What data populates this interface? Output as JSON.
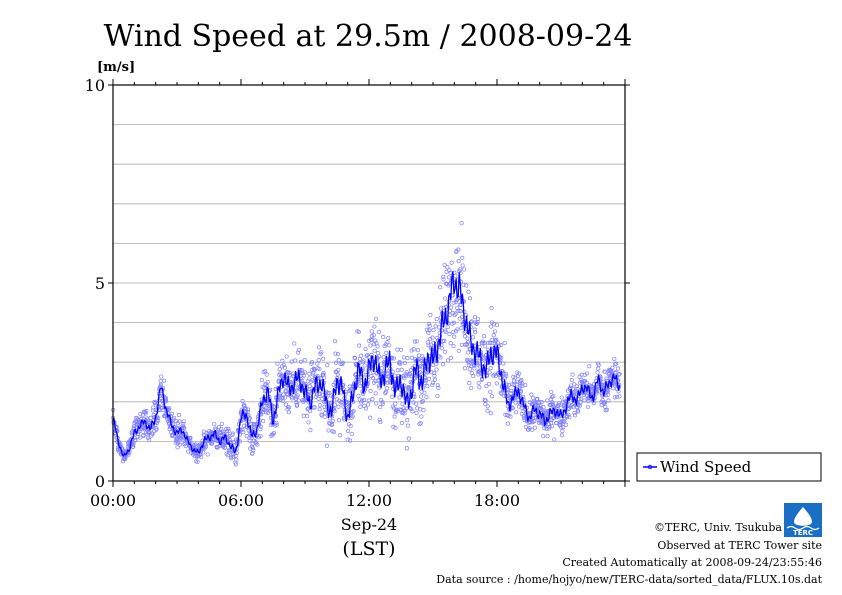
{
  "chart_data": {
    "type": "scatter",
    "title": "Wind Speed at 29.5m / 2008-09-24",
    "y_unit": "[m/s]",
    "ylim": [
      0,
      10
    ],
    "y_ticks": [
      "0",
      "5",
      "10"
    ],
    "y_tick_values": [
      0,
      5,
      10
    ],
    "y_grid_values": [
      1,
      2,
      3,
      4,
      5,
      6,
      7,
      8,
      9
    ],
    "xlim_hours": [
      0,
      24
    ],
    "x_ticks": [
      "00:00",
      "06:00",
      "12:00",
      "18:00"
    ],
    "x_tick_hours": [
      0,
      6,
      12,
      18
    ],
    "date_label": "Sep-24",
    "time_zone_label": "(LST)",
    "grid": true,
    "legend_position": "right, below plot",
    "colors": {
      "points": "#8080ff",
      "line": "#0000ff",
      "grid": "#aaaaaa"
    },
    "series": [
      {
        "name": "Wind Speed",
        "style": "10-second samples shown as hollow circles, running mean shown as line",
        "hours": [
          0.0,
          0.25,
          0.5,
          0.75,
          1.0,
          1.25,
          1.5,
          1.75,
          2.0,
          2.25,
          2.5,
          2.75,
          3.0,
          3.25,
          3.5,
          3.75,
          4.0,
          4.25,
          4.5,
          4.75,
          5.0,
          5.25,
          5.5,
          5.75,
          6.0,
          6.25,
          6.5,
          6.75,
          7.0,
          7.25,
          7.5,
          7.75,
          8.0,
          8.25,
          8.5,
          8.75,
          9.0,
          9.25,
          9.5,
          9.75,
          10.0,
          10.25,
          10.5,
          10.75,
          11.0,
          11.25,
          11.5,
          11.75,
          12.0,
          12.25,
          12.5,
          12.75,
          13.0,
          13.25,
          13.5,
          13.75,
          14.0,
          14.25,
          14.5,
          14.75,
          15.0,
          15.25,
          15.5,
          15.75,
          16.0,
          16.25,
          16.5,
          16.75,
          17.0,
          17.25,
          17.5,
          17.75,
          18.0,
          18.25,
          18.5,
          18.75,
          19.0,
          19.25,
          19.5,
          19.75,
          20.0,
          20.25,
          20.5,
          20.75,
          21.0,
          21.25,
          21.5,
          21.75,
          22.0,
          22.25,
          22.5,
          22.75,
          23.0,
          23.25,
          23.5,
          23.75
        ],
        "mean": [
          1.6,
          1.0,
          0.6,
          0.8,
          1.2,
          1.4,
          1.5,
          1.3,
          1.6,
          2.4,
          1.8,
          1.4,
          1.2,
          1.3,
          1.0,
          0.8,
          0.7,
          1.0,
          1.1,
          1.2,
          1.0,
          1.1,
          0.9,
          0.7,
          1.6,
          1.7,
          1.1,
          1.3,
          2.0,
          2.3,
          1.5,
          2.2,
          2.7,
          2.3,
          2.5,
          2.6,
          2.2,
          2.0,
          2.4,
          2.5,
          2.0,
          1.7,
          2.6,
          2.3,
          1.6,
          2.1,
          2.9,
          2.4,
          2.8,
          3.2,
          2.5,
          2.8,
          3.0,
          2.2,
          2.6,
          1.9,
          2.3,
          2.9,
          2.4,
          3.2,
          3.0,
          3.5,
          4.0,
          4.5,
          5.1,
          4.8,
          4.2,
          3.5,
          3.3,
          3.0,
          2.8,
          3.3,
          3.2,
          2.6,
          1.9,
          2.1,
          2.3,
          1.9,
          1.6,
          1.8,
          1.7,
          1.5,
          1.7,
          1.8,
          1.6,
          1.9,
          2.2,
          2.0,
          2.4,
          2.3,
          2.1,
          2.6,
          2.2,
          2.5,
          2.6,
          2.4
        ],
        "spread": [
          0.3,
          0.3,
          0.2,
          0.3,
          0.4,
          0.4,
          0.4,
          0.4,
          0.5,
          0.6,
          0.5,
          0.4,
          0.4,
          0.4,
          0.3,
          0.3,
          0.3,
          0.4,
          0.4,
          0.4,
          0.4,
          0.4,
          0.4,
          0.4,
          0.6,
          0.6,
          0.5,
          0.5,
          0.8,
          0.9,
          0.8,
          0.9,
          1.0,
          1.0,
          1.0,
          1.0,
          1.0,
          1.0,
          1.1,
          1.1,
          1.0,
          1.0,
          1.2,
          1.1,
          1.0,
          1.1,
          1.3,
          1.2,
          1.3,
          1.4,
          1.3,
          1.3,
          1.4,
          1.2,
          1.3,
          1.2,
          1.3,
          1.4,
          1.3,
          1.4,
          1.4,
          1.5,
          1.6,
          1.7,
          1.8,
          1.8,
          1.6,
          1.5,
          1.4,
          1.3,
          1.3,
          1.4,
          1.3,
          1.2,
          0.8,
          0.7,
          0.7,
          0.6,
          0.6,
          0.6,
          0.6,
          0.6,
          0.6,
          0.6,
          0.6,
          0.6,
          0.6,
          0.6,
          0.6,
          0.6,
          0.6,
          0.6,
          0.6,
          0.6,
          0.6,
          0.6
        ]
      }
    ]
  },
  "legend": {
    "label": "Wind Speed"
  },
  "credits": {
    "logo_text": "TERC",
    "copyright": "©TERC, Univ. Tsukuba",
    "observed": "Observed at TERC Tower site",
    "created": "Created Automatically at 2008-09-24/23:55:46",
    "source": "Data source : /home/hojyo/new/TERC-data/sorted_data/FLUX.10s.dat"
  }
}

=-=-=-=-=

WHAT TO DO:
Copy each line of the data that contains the word "Wind".

WRITTEN RESPONSE:
    "title": "Wind Speed at 29.5m / 2008-09-24",
        "name": "Wind Speed",
    "label": "Wind Speed"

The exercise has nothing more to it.